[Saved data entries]
□ □ □ □ □

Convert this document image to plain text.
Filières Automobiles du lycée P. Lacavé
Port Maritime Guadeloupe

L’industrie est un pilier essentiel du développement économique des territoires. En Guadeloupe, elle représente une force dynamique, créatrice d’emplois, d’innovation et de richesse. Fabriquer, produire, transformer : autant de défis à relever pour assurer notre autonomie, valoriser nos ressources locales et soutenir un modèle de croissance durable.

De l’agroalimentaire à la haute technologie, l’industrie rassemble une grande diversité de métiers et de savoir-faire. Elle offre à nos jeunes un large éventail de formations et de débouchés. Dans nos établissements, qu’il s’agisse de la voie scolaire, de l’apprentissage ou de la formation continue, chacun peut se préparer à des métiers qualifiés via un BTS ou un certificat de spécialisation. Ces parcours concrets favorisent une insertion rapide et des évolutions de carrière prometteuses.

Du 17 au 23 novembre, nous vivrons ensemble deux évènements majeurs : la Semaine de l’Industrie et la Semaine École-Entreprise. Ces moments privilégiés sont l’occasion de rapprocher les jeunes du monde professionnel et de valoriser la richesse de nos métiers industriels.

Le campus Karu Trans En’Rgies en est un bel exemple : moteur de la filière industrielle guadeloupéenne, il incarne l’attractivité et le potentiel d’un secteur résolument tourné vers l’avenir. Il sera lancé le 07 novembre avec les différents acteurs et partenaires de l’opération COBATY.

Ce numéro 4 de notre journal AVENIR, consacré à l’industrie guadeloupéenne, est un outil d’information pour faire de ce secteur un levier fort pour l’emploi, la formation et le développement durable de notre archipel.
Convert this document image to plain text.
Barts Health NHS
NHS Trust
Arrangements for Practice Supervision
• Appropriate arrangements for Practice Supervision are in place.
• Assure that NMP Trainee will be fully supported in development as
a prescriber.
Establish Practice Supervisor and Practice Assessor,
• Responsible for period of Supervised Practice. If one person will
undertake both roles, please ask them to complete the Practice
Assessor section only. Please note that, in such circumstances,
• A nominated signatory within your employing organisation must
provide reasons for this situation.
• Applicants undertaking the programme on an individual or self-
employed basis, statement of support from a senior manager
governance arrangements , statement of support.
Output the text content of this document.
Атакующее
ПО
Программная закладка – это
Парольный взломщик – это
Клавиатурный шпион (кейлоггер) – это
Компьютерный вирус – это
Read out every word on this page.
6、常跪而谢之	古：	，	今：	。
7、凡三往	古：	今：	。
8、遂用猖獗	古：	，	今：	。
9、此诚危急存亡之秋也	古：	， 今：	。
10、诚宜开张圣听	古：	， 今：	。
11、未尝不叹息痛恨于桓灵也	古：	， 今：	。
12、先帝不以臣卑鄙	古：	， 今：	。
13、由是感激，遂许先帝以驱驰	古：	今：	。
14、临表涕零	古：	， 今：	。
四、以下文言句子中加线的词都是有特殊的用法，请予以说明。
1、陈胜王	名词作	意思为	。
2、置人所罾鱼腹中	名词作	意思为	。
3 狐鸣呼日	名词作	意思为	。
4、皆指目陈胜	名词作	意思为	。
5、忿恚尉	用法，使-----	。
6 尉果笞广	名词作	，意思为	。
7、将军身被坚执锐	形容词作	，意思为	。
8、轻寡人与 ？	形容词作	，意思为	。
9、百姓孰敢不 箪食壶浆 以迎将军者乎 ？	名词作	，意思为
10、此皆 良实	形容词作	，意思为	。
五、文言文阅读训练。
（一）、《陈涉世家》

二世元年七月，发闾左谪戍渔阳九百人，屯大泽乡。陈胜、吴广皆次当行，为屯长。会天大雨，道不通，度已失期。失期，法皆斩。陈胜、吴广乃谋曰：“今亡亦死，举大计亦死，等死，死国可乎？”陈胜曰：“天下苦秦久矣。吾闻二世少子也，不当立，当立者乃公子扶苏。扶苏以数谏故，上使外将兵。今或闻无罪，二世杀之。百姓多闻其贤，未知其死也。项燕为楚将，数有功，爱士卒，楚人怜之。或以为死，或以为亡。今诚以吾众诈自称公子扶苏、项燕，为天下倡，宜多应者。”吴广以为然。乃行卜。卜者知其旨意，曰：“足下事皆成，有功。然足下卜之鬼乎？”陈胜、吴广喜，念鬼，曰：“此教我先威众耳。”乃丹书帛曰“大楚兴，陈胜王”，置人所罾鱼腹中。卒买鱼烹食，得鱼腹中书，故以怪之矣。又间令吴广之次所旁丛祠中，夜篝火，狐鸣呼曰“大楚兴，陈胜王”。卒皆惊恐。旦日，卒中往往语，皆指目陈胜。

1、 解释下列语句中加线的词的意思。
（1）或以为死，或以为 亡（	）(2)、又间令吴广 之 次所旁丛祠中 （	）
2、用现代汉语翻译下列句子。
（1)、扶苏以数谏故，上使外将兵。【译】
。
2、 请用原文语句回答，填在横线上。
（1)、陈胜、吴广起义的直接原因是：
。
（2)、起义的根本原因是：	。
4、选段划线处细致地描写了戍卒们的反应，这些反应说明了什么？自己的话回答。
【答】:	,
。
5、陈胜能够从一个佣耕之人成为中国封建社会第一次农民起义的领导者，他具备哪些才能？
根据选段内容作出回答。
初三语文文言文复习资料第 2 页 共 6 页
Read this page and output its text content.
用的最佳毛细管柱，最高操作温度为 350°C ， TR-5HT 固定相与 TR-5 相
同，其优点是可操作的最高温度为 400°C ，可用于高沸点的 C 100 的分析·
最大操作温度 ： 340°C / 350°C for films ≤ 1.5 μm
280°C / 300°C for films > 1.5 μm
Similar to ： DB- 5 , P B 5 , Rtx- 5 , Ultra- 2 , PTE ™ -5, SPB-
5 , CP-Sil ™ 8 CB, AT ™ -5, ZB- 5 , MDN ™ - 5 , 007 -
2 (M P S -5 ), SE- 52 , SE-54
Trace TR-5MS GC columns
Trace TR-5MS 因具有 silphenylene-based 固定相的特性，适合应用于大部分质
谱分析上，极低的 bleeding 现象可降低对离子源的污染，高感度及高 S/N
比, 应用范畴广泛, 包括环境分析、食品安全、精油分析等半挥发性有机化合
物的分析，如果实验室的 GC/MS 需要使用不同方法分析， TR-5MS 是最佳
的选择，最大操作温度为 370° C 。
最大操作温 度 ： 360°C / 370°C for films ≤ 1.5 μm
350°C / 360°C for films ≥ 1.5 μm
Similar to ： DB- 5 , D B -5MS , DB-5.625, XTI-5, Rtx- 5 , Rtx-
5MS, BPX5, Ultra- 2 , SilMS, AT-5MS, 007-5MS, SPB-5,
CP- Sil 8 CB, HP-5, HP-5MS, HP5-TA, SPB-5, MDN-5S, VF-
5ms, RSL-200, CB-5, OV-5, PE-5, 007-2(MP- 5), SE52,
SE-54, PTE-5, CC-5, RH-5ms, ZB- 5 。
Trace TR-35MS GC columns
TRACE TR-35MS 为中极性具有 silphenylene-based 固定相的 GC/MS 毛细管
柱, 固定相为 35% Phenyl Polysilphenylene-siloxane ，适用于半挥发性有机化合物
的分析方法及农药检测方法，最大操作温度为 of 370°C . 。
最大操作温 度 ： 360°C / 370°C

□ □ □ □ □

Copy each line of the listing that includes "films".

§ **Solved problem**
最大操作温度 ： 340°C / 350°C for films ≤ 1.5 μm
280°C / 300°C for films > 1.5 μm
最大操作温 度 ： 360°C / 370°C for films ≤ 1.5 μm
350°C / 360°C for films ≥ 1.5 μm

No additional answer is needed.